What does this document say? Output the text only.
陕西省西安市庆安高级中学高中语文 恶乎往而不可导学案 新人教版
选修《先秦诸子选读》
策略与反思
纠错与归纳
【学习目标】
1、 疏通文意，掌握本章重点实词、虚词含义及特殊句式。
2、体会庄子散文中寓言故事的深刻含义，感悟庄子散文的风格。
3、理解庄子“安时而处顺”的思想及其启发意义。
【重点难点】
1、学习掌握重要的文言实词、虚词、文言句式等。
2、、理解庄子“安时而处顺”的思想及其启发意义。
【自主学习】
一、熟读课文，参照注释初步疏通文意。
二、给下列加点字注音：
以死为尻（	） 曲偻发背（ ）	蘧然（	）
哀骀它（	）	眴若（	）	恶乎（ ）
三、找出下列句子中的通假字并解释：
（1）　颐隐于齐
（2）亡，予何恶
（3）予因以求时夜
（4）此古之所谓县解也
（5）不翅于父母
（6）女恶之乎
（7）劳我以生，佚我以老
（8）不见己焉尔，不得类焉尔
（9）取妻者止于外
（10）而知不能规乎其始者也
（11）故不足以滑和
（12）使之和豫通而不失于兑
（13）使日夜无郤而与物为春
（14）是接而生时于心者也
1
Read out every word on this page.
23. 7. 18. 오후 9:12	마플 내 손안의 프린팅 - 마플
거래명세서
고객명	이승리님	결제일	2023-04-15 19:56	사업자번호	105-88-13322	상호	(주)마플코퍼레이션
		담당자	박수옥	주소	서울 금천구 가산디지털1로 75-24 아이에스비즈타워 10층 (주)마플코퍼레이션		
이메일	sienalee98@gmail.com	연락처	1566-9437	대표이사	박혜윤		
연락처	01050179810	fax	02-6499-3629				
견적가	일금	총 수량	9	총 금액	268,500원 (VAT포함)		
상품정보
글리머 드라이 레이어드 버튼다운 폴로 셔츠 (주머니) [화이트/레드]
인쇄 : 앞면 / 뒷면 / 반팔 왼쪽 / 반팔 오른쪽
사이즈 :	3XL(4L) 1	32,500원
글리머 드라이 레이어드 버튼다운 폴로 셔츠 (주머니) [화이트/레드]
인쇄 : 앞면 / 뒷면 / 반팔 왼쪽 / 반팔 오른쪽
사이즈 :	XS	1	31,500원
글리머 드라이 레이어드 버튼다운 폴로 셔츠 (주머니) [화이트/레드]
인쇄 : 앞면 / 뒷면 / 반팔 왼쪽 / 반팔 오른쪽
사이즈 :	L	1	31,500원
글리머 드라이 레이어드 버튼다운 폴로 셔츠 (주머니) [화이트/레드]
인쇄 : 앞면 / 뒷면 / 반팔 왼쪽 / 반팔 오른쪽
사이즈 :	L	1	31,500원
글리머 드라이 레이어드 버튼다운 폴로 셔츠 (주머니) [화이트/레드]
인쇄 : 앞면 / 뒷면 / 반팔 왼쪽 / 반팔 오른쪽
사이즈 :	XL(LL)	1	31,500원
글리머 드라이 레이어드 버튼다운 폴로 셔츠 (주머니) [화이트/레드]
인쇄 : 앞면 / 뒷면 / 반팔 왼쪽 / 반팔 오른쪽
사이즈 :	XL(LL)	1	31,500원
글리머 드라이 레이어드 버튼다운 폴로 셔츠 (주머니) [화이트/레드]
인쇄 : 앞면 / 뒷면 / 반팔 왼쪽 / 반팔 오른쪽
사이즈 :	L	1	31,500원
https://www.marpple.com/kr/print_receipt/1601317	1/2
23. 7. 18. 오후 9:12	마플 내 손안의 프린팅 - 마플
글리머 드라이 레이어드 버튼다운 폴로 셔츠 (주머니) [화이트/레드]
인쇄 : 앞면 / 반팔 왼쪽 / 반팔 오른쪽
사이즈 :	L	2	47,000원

+ + + + +

Give an exact repetition of all the material.

## Exercise solution
What does this document say? Output the text only.
陕西省西安市庆安高级中学高中语文 恶乎往而不可导学案 新人教版
选修《先秦诸子选读》
策略与反思
纠错与归纳
【学习目标】
1、 疏通文意，掌握本章重点实词、虚词含义及特殊句式。
2、体会庄子散文中寓言故事的深刻含义，感悟庄子散文的风格。
3、理解庄子“安时而处顺”的思想及其启发意义。
【重点难点】
1、学习掌握重要的文言实词、虚词、文言句式等。
2、、理解庄子“安时而处顺”的思想及其启发意义。
【自主学习】
一、熟读课文，参照注释初步疏通文意。
二、给下列加点字注音：
以死为尻（	） 曲偻发背（ ）	蘧然（	）
哀骀它（	）	眴若（	）	恶乎（ ）
三、找出下列句子中的通假字并解释：
（1）　颐隐于齐
（2）亡，予何恶
（3）予因以求时夜
（4）此古之所谓县解也
（5）不翅于父母
（6）女恶之乎
（7）劳我以生，佚我以老
（8）不见己焉尔，不得类焉尔
（9）取妻者止于外
（10）而知不能规乎其始者也
（11）故不足以滑和
（12）使之和豫通而不失于兑
（13）使日夜无郤而与物为春
（14）是接而生时于心者也
1
Read out every word on this page.
23. 7. 18. 오후 9:12	마플 내 손안의 프린팅 - 마플
거래명세서
고객명	이승리님	결제일	2023-04-15 19:56	사업자번호	105-88-13322	상호	(주)마플코퍼레이션
		담당자	박수옥	주소	서울 금천구 가산디지털1로 75-24 아이에스비즈타워 10층 (주)마플코퍼레이션		
이메일	sienalee98@gmail.com	연락처	1566-9437	대표이사	박혜윤		
연락처	01050179810	fax	02-6499-3629				
견적가	일금	총 수량	9	총 금액	268,500원 (VAT포함)		
상품정보
글리머 드라이 레이어드 버튼다운 폴로 셔츠 (주머니) [화이트/레드]
인쇄 : 앞면 / 뒷면 / 반팔 왼쪽 / 반팔 오른쪽
사이즈 :	3XL(4L) 1	32,500원
글리머 드라이 레이어드 버튼다운 폴로 셔츠 (주머니) [화이트/레드]
인쇄 : 앞면 / 뒷면 / 반팔 왼쪽 / 반팔 오른쪽
사이즈 :	XS	1	31,500원
글리머 드라이 레이어드 버튼다운 폴로 셔츠 (주머니) [화이트/레드]
인쇄 : 앞면 / 뒷면 / 반팔 왼쪽 / 반팔 오른쪽
사이즈 :	L	1	31,500원
글리머 드라이 레이어드 버튼다운 폴로 셔츠 (주머니) [화이트/레드]
인쇄 : 앞면 / 뒷면 / 반팔 왼쪽 / 반팔 오른쪽
사이즈 :	L	1	31,500원
글리머 드라이 레이어드 버튼다운 폴로 셔츠 (주머니) [화이트/레드]
인쇄 : 앞면 / 뒷면 / 반팔 왼쪽 / 반팔 오른쪽
사이즈 :	XL(LL)	1	31,500원
글리머 드라이 레이어드 버튼다운 폴로 셔츠 (주머니) [화이트/레드]
인쇄 : 앞면 / 뒷면 / 반팔 왼쪽 / 반팔 오른쪽
사이즈 :	XL(LL)	1	31,500원
글리머 드라이 레이어드 버튼다운 폴로 셔츠 (주머니) [화이트/레드]
인쇄 : 앞면 / 뒷면 / 반팔 왼쪽 / 반팔 오른쪽
사이즈 :	L	1	31,500원
https://www.marpple.com/kr/print_receipt/1601317	1/2
23. 7. 18. 오후 9:12	마플 내 손안의 프린팅 - 마플
글리머 드라이 레이어드 버튼다운 폴로 셔츠 (주머니) [화이트/레드]
인쇄 : 앞면 / 반팔 왼쪽 / 반팔 오른쪽
사이즈 :	L	2	47,000원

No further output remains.